* _Exercise instructions_:
Rewrite all the items below with "bounding boxes" replaced by "box coordinates" and everything else unchanged, leaving the pictures out of your answer.
************
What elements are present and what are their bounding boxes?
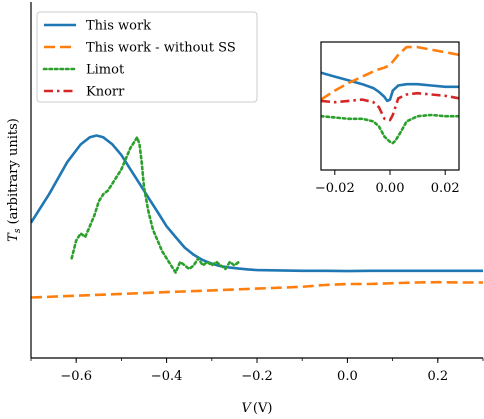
legend-label-this-work: This work <box>86 19 151 34</box>
inset-series-line-this-work-without-ss <box>321 45 459 101</box>
x-axis-label-unit: (V) <box>253 401 273 416</box>
main-series-layer <box>31 134 483 299</box>
inset-series-line-knorr <box>321 91 459 122</box>
x-axis-label: V (V) <box>242 401 273 416</box>
inset-series-layer <box>321 45 459 145</box>
x-axis-label-var: V <box>242 401 253 416</box>
legend-label-limot: Limot <box>86 63 125 78</box>
x-tick-label: −0.6 <box>60 369 92 384</box>
series-line-this-work-without-ss <box>31 280 483 299</box>
legend-box <box>36 11 258 103</box>
inset-x-tick-label: 0.02 <box>431 181 460 196</box>
main-x-ticks: −0.6 −0.4 −0.2 0.0 0.2 <box>30 358 484 384</box>
inset-plot-area <box>321 42 459 170</box>
inset-series-line-this-work <box>321 71 459 103</box>
inset-x-tick-label: 0.00 <box>376 181 405 196</box>
legend-label-knorr: Knorr <box>86 85 125 100</box>
inset: −0.02 0.00 0.02 <box>315 41 460 196</box>
legend: This work This work - without SS Limot Knor… <box>36 11 258 103</box>
y-axis-label-var: T <box>6 232 21 242</box>
series-line-limot <box>70 136 241 274</box>
y-axis-label-rest: (arbitrary units) <box>6 118 21 228</box>
legend-label-this-work-without-ss: This work - without SS <box>86 41 236 56</box>
y-axis-label-sub: s <box>13 228 23 233</box>
x-tick-label: −0.4 <box>151 369 183 384</box>
x-tick-label: 0.2 <box>427 369 448 384</box>
inset-series-line-limot <box>321 113 459 145</box>
x-tick-label: −0.2 <box>241 369 273 384</box>
y-axis-label: Ts (arbitrary units) <box>6 118 23 242</box>
inset-x-tick-label: −0.02 <box>315 181 355 196</box>
inset-x-ticks: −0.02 0.00 0.02 <box>315 170 460 196</box>
x-tick-label: 0.0 <box>337 369 358 384</box>
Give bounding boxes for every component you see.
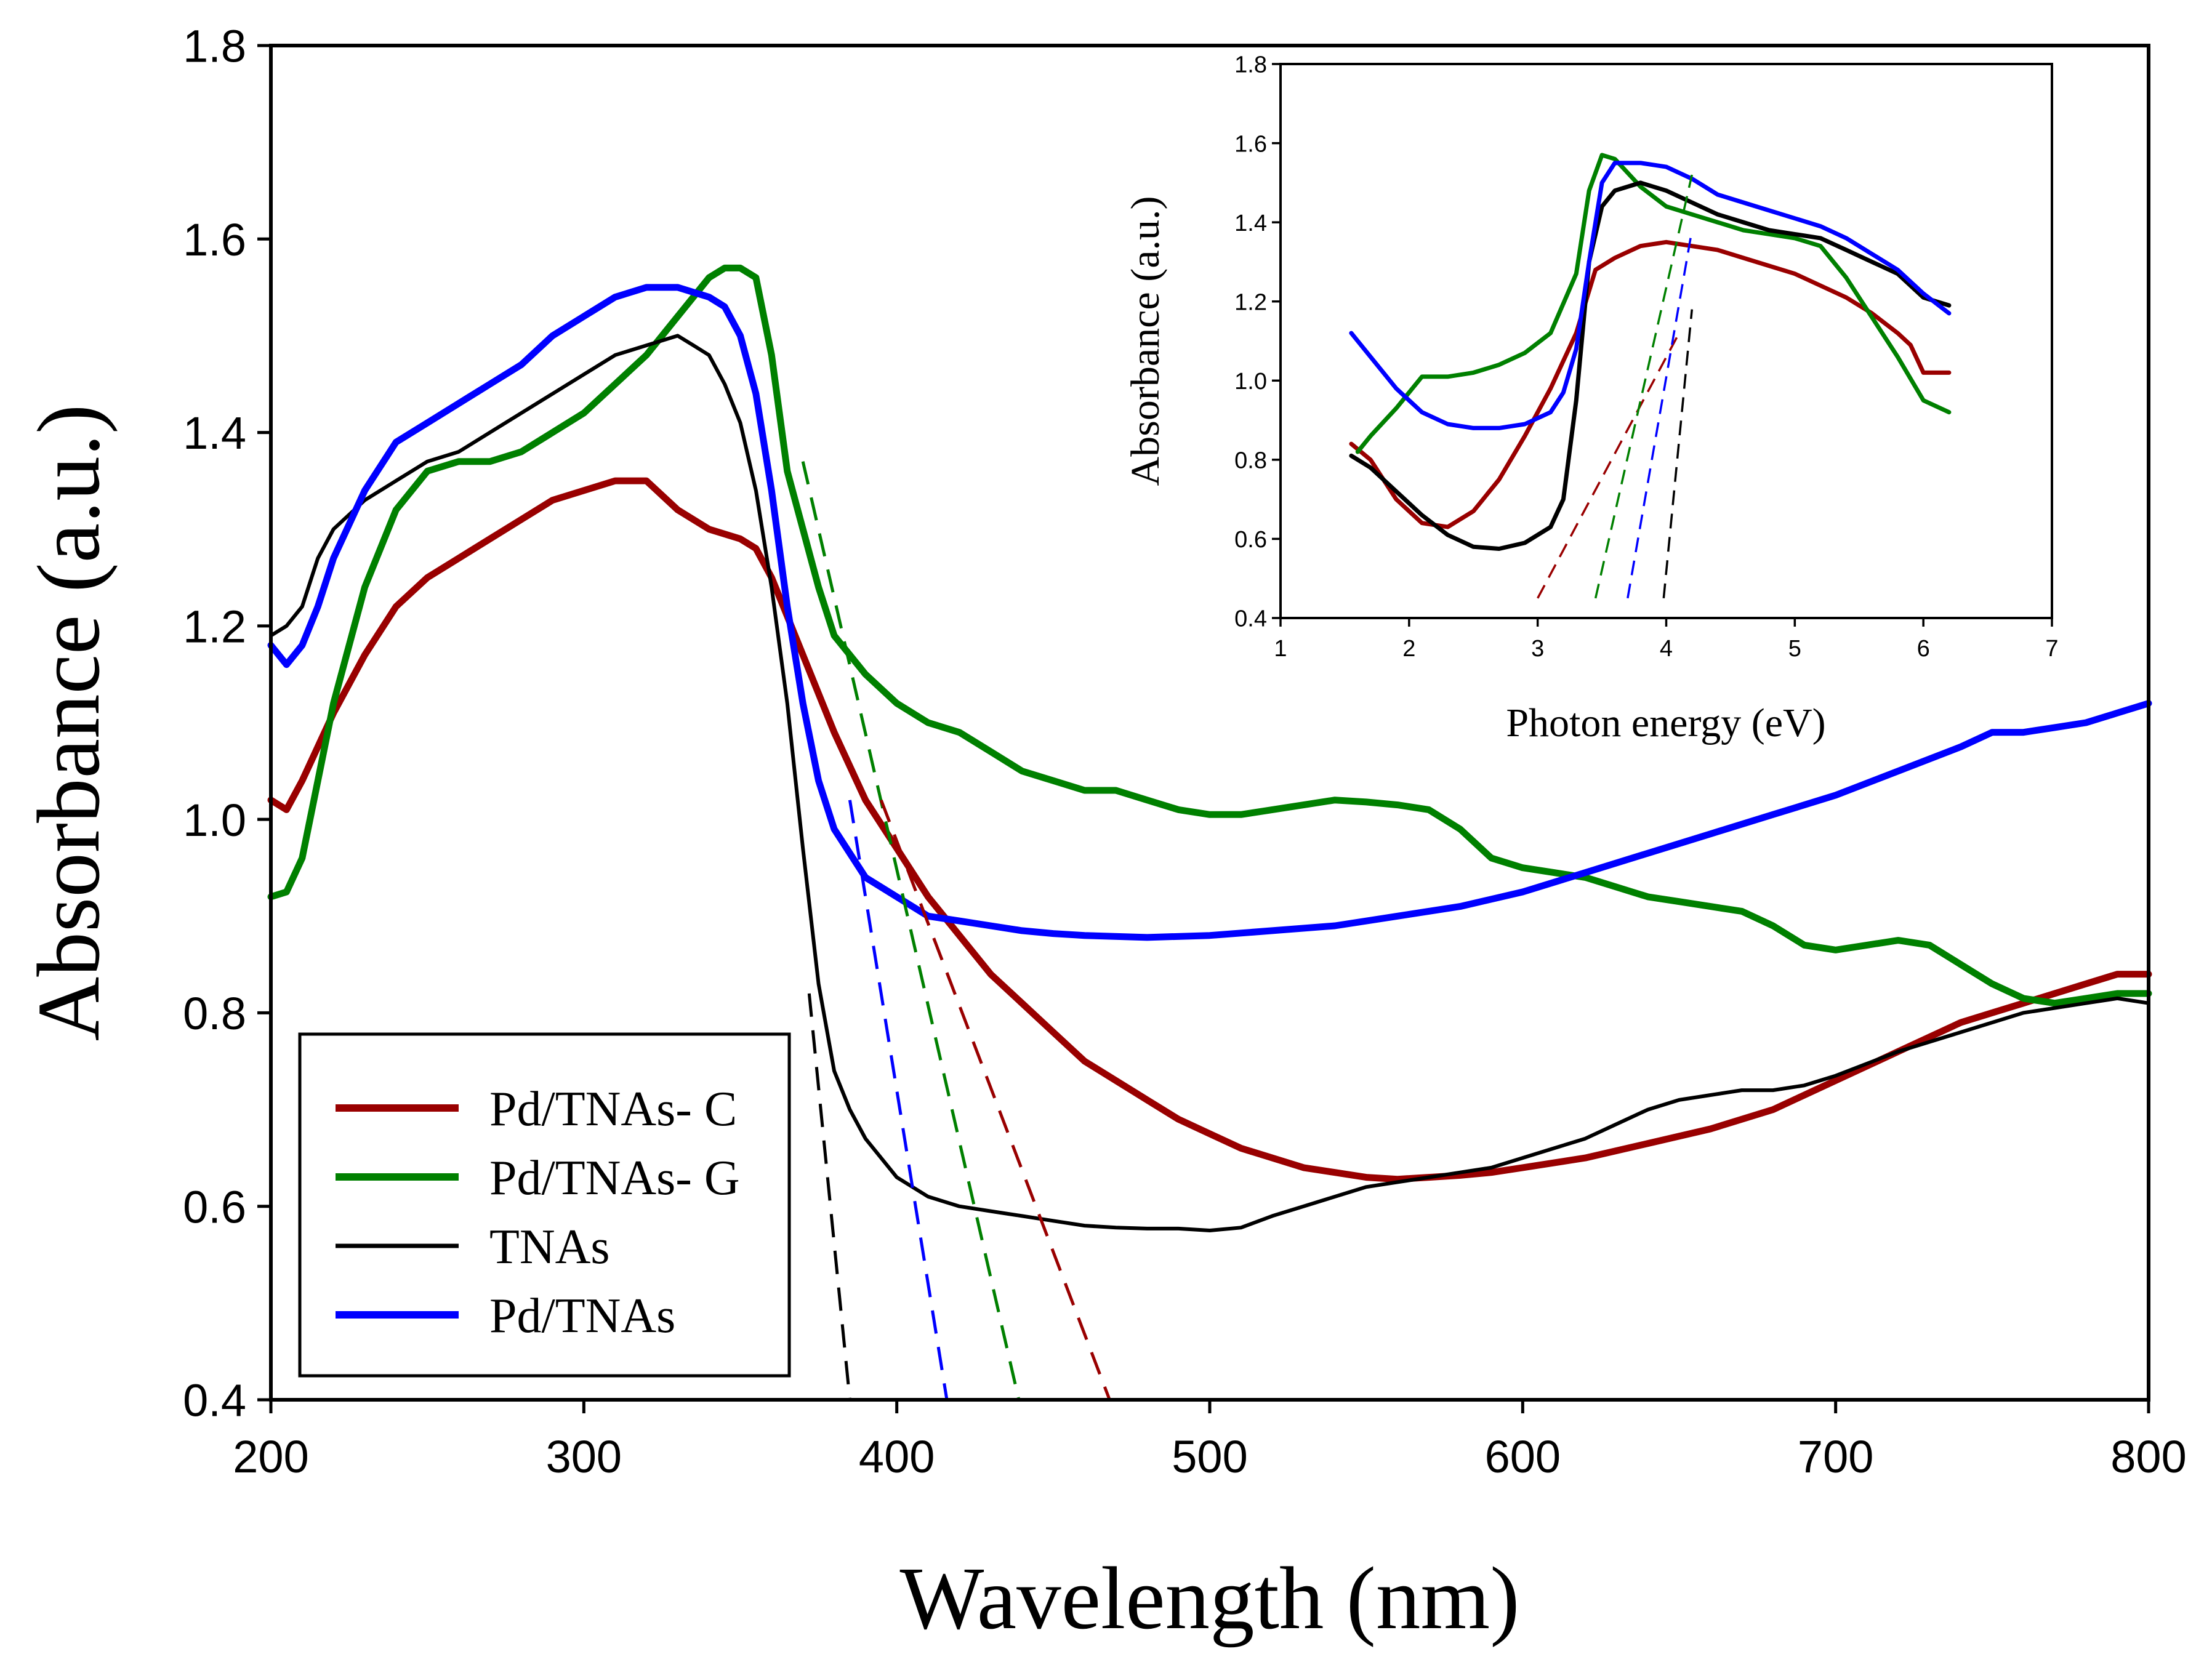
************
* _Exercise output_:
What elements are present and what are their box coordinates?
legend-label-this-work: This work <box>86 19 151 34</box>
inset-series-line-this-work-without-ss <box>321 45 459 101</box>
x-axis-label-unit: (V) <box>253 401 273 416</box>
main-series-layer <box>31 134 483 299</box>
inset-series-line-knorr <box>321 91 459 122</box>
x-axis-label: V (V) <box>242 401 273 416</box>
inset-series-layer <box>321 45 459 145</box>
x-axis-label-var: V <box>242 401 253 416</box>
legend-label-limot: Limot <box>86 63 125 78</box>
x-tick-label: −0.6 <box>60 369 92 384</box>
series-line-this-work-without-ss <box>31 280 483 299</box>
legend-box <box>36 11 258 103</box>
inset-x-tick-label: 0.02 <box>431 181 460 196</box>
main-x-ticks: −0.6 −0.4 −0.2 0.0 0.2 <box>30 358 484 384</box>
inset-plot-area <box>321 42 459 170</box>
inset-series-line-this-work <box>321 71 459 103</box>
inset-x-tick-label: 0.00 <box>376 181 405 196</box>
legend-label-knorr: Knorr <box>86 85 125 100</box>
inset: −0.02 0.00 0.02 <box>315 41 460 196</box>
legend: This work This work - without SS Limot Knor… <box>36 11 258 103</box>
y-axis-label-var: T <box>6 232 21 242</box>
series-line-limot <box>70 136 241 274</box>
y-axis-label-rest: (arbitrary units) <box>6 118 21 228</box>
legend-label-this-work-without-ss: This work - without SS <box>86 41 236 56</box>
y-axis-label-sub: s <box>13 228 23 233</box>
x-tick-label: −0.4 <box>151 369 183 384</box>
x-tick-label: 0.2 <box>427 369 448 384</box>
inset-series-line-limot <box>321 113 459 145</box>
x-tick-label: −0.2 <box>241 369 273 384</box>
y-axis-label: Ts (arbitrary units) <box>6 118 23 242</box>
inset-x-tick-label: −0.02 <box>315 181 355 196</box>
inset-x-ticks: −0.02 0.00 0.02 <box>315 170 460 196</box>
x-tick-label: 0.0 <box>337 369 358 384</box>
Give box coordinates for every component you see.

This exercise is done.